* [STATED EXERCISE]
Reproduce the listing below character for character; drop every image.

* [PROVIDED ENTRIES]
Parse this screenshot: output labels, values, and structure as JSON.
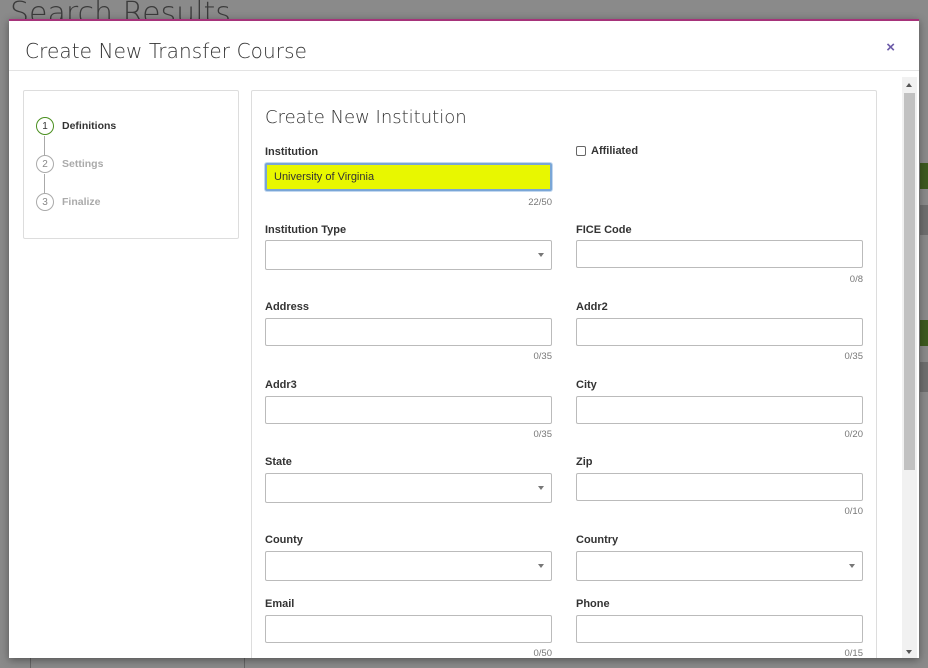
{
  "background": {
    "page_title": "Search Results"
  },
  "modal": {
    "title": "Create New Transfer Course",
    "close_label": "×"
  },
  "stepper": {
    "steps": [
      {
        "number": "1",
        "label": "Definitions",
        "active": true
      },
      {
        "number": "2",
        "label": "Settings",
        "active": false
      },
      {
        "number": "3",
        "label": "Finalize",
        "active": false
      }
    ]
  },
  "form": {
    "title": "Create New Institution",
    "institution": {
      "label": "Institution",
      "value": "University of Virginia",
      "counter": "22/50"
    },
    "affiliated": {
      "label": "Affiliated",
      "checked": false
    },
    "institution_type": {
      "label": "Institution Type",
      "value": ""
    },
    "fice_code": {
      "label": "FICE Code",
      "value": "",
      "counter": "0/8"
    },
    "address": {
      "label": "Address",
      "value": "",
      "counter": "0/35"
    },
    "addr2": {
      "label": "Addr2",
      "value": "",
      "counter": "0/35"
    },
    "addr3": {
      "label": "Addr3",
      "value": "",
      "counter": "0/35"
    },
    "city": {
      "label": "City",
      "value": "",
      "counter": "0/20"
    },
    "state": {
      "label": "State",
      "value": ""
    },
    "zip": {
      "label": "Zip",
      "value": "",
      "counter": "0/10"
    },
    "county": {
      "label": "County",
      "value": ""
    },
    "country": {
      "label": "Country",
      "value": ""
    },
    "email": {
      "label": "Email",
      "value": "",
      "counter": "0/50"
    },
    "phone": {
      "label": "Phone",
      "value": "",
      "counter": "0/15"
    }
  },
  "colors": {
    "accent": "#a6337a",
    "active_step": "#4a8f1f",
    "highlight_input": "#e8f700",
    "close_icon": "#6b5aa8"
  }
}
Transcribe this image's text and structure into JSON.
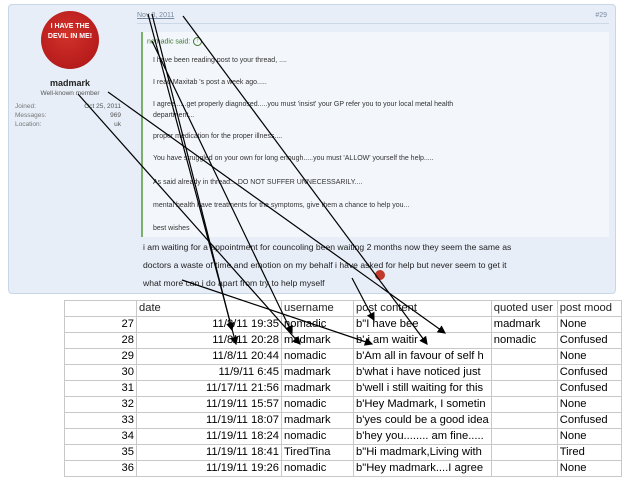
{
  "post": {
    "avatar_line1": "I HAVE THE",
    "avatar_line2": "DEVIL IN ME!",
    "username": "madmark",
    "user_title": "Well-known member",
    "stats": [
      {
        "label": "Joined:",
        "value": "Oct 25, 2011"
      },
      {
        "label": "Messages:",
        "value": "969"
      },
      {
        "label": "Location:",
        "value": "uk"
      }
    ],
    "date": "Nov 8, 2011",
    "post_number": "#29",
    "quote": {
      "author": "nomadic said:",
      "lines": [
        "I have been reading post to your thread, ....",
        "I read Maxitab 's post a week ago.....",
        "I agree......get properly diagnosed.....you must 'insist' your GP refer you to your local metal health",
        "department...",
        "proper medication for the proper illness....",
        "You have struggled on your own for long enough.....you must 'ALLOW' yourself the help.....",
        "As said already in thread....DO NOT SUFFER UNNECESSARILY....",
        "mental health have treatments for the symptoms, give them a chance to help you...",
        "best wishes"
      ]
    },
    "reply_lines": [
      "i am waiting for a appointment for councoling been waiting 2 months now they seem the same as",
      "doctors a waste of time and emotion on my behalf i have asked for help but never seem to get it",
      "what more can i do apart from try to help myself"
    ]
  },
  "table": {
    "headers": [
      "",
      "date",
      "username",
      "post content",
      "quoted user",
      "post mood"
    ],
    "rows": [
      [
        "27",
        "11/8/11 19:35",
        "nomadic",
        "b\"I have bee",
        "madmark",
        "None"
      ],
      [
        "28",
        "11/8/11 20:28",
        "madmark",
        "b' i am waitir",
        "nomadic",
        "Confused"
      ],
      [
        "29",
        "11/8/11 20:44",
        "nomadic",
        "b'Am all in favour of self h",
        "",
        "None"
      ],
      [
        "30",
        "11/9/11 6:45",
        "madmark",
        "b'what i have noticed just",
        "",
        "Confused"
      ],
      [
        "31",
        "11/17/11 21:56",
        "madmark",
        "b'well i still waiting for this",
        "",
        "Confused"
      ],
      [
        "32",
        "11/19/11 15:57",
        "nomadic",
        "b'Hey Madmark, I sometin",
        "",
        "None"
      ],
      [
        "33",
        "11/19/11 18:07",
        "madmark",
        "b'yes could be a good idea",
        "",
        "Confused"
      ],
      [
        "34",
        "11/19/11 18:24",
        "nomadic",
        "b'hey you........ am fine.....",
        "",
        "None"
      ],
      [
        "35",
        "11/19/11 18:41",
        "TiredTina",
        "b\"Hi madmark,Living with",
        "",
        "Tired"
      ],
      [
        "36",
        "11/19/11 19:26",
        "nomadic",
        "b\"Hey madmark....I agree",
        "",
        "None"
      ]
    ]
  },
  "colors": {
    "post_bg": "#e7eef8",
    "quote_border": "#7ab06b",
    "avatar": "#b71c1c",
    "arrow": "#000000"
  }
}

* [OUTPUT BELOW]
Parse this screenshot: output labels, values, and structure as JSON.
{
  "background": {
    "page_title": "Search Results"
  },
  "modal": {
    "title": "Create New Transfer Course",
    "close_label": "×"
  },
  "stepper": {
    "steps": [
      {
        "number": "1",
        "label": "Definitions",
        "active": true
      },
      {
        "number": "2",
        "label": "Settings",
        "active": false
      },
      {
        "number": "3",
        "label": "Finalize",
        "active": false
      }
    ]
  },
  "form": {
    "title": "Create New Institution",
    "institution": {
      "label": "Institution",
      "value": "University of Virginia",
      "counter": "22/50"
    },
    "affiliated": {
      "label": "Affiliated",
      "checked": false
    },
    "institution_type": {
      "label": "Institution Type",
      "value": ""
    },
    "fice_code": {
      "label": "FICE Code",
      "value": "",
      "counter": "0/8"
    },
    "address": {
      "label": "Address",
      "value": "",
      "counter": "0/35"
    },
    "addr2": {
      "label": "Addr2",
      "value": "",
      "counter": "0/35"
    },
    "addr3": {
      "label": "Addr3",
      "value": "",
      "counter": "0/35"
    },
    "city": {
      "label": "City",
      "value": "",
      "counter": "0/20"
    },
    "state": {
      "label": "State",
      "value": ""
    },
    "zip": {
      "label": "Zip",
      "value": "",
      "counter": "0/10"
    },
    "county": {
      "label": "County",
      "value": ""
    },
    "country": {
      "label": "Country",
      "value": ""
    },
    "email": {
      "label": "Email",
      "value": "",
      "counter": "0/50"
    },
    "phone": {
      "label": "Phone",
      "value": "",
      "counter": "0/15"
    }
  },
  "colors": {
    "accent": "#a6337a",
    "active_step": "#4a8f1f",
    "highlight_input": "#e8f700",
    "close_icon": "#6b5aa8"
  }
}
Transcribe this image's text and structure into JSON.
{
  "post": {
    "avatar_line1": "I HAVE THE",
    "avatar_line2": "DEVIL IN ME!",
    "username": "madmark",
    "user_title": "Well-known member",
    "stats": [
      {
        "label": "Joined:",
        "value": "Oct 25, 2011"
      },
      {
        "label": "Messages:",
        "value": "969"
      },
      {
        "label": "Location:",
        "value": "uk"
      }
    ],
    "date": "Nov 8, 2011",
    "post_number": "#29",
    "quote": {
      "author": "nomadic said:",
      "lines": [
        "I have been reading post to your thread, ....",
        "I read Maxitab 's post a week ago.....",
        "I agree......get properly diagnosed.....you must 'insist' your GP refer you to your local metal health",
        "department...",
        "proper medication for the proper illness....",
        "You have struggled on your own for long enough.....you must 'ALLOW' yourself the help.....",
        "As said already in thread....DO NOT SUFFER UNNECESSARILY....",
        "mental health have treatments for the symptoms, give them a chance to help you...",
        "best wishes"
      ]
    },
    "reply_lines": [
      "i am waiting for a appointment for councoling been waiting 2 months now they seem the same as",
      "doctors a waste of time and emotion on my behalf i have asked for help but never seem to get it",
      "what more can i do apart from try to help myself"
    ]
  },
  "table": {
    "headers": [
      "",
      "date",
      "username",
      "post content",
      "quoted user",
      "post mood"
    ],
    "rows": [
      [
        "27",
        "11/8/11 19:35",
        "nomadic",
        "b\"I have bee",
        "madmark",
        "None"
      ],
      [
        "28",
        "11/8/11 20:28",
        "madmark",
        "b' i am waitir",
        "nomadic",
        "Confused"
      ],
      [
        "29",
        "11/8/11 20:44",
        "nomadic",
        "b'Am all in favour of self h",
        "",
        "None"
      ],
      [
        "30",
        "11/9/11 6:45",
        "madmark",
        "b'what i have noticed just",
        "",
        "Confused"
      ],
      [
        "31",
        "11/17/11 21:56",
        "madmark",
        "b'well i still waiting for this",
        "",
        "Confused"
      ],
      [
        "32",
        "11/19/11 15:57",
        "nomadic",
        "b'Hey Madmark, I sometin",
        "",
        "None"
      ],
      [
        "33",
        "11/19/11 18:07",
        "madmark",
        "b'yes could be a good idea",
        "",
        "Confused"
      ],
      [
        "34",
        "11/19/11 18:24",
        "nomadic",
        "b'hey you........ am fine.....",
        "",
        "None"
      ],
      [
        "35",
        "11/19/11 18:41",
        "TiredTina",
        "b\"Hi madmark,Living with",
        "",
        "Tired"
      ],
      [
        "36",
        "11/19/11 19:26",
        "nomadic",
        "b\"Hey madmark....I agree",
        "",
        "None"
      ]
    ]
  },
  "colors": {
    "post_bg": "#e7eef8",
    "quote_border": "#7ab06b",
    "avatar": "#b71c1c",
    "arrow": "#000000"
  }
}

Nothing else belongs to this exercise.